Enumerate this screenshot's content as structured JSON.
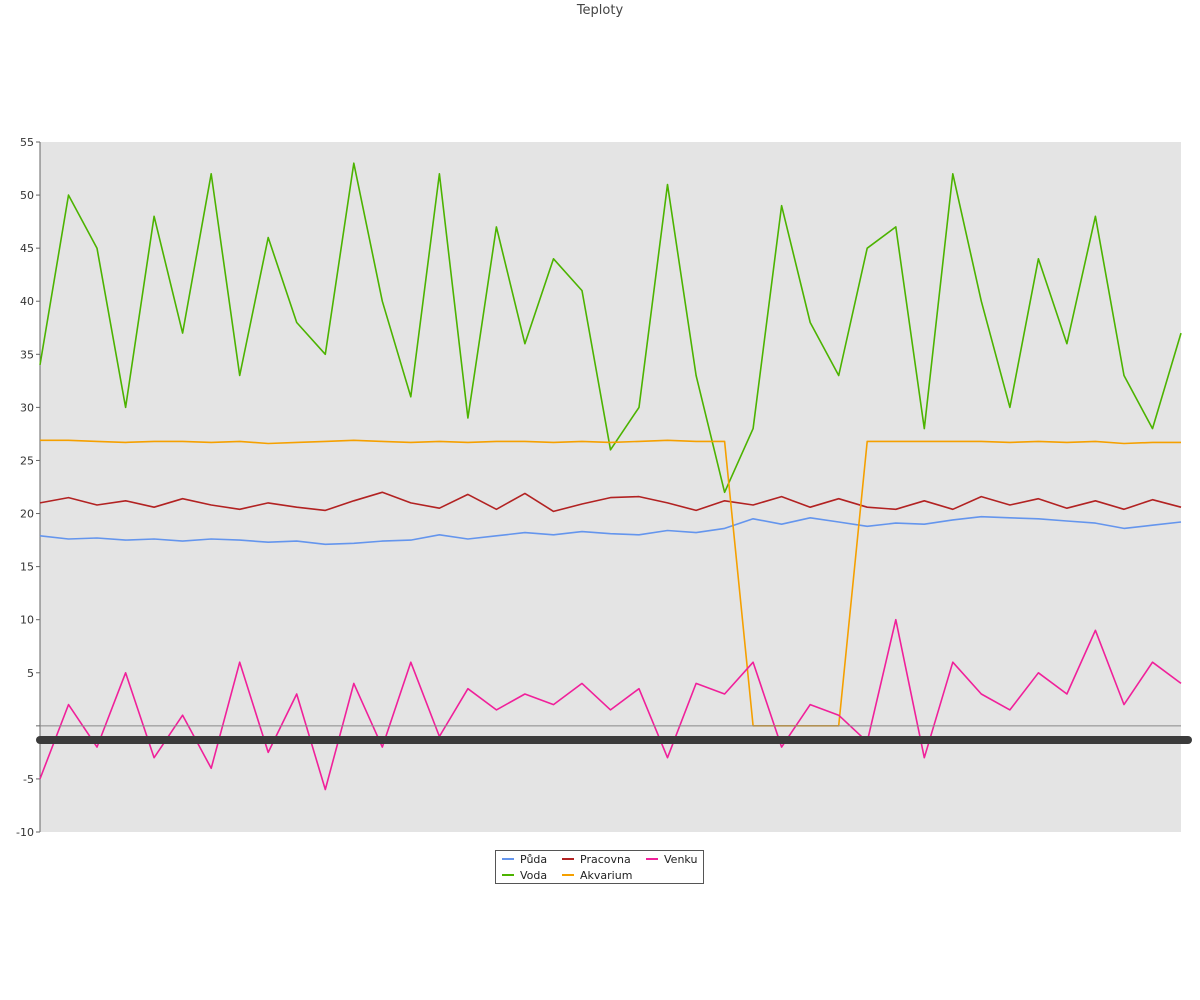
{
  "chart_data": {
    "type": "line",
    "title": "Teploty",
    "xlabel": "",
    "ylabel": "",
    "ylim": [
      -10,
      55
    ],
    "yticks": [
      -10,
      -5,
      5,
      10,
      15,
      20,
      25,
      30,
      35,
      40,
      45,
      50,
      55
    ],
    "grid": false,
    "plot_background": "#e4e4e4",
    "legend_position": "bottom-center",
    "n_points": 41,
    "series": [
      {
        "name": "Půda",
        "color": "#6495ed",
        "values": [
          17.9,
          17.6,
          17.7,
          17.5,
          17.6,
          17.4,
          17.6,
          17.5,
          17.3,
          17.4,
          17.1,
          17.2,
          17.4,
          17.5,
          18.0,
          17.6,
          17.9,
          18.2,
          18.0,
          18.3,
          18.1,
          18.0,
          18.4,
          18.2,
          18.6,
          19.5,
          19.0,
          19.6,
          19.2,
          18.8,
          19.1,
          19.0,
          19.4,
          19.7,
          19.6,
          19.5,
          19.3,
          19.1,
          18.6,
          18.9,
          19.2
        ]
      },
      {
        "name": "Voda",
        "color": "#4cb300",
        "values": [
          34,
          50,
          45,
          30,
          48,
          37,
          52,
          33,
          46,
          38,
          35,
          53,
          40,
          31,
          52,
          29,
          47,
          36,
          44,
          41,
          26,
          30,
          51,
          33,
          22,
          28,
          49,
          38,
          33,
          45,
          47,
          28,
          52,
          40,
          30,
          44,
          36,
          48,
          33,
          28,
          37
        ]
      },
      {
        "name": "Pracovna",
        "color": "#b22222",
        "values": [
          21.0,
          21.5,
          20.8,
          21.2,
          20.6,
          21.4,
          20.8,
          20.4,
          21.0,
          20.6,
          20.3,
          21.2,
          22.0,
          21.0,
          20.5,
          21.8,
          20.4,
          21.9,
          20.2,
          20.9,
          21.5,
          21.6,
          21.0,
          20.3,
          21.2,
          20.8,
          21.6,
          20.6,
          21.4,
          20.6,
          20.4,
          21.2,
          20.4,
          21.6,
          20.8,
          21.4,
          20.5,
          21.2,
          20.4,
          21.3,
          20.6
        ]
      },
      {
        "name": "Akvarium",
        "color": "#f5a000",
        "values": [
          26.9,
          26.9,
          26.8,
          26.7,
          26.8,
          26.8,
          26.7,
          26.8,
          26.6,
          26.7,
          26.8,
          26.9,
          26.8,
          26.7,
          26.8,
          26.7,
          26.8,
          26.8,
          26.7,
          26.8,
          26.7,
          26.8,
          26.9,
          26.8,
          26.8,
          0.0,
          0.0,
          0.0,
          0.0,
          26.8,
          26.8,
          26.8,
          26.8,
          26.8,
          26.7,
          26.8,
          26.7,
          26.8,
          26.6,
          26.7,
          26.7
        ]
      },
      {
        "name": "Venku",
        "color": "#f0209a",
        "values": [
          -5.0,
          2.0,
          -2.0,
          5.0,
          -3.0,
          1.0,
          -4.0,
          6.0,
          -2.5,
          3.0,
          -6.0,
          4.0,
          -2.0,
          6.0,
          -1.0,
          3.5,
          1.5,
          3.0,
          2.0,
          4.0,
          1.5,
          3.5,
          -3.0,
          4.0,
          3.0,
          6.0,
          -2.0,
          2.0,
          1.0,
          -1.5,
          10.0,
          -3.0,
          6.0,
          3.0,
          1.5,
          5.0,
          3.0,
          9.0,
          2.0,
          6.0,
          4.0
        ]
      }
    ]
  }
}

▬▬▬▬▬▬

## WHAT THE EXERCISE ASKS
Lines containing the word "color" must all be returned from the material above.

## WRITTEN SOLUTION
        "color": "#6495ed",
        "color": "#4cb300",
        "color": "#b22222",
        "color": "#f5a000",
        "color": "#f0209a",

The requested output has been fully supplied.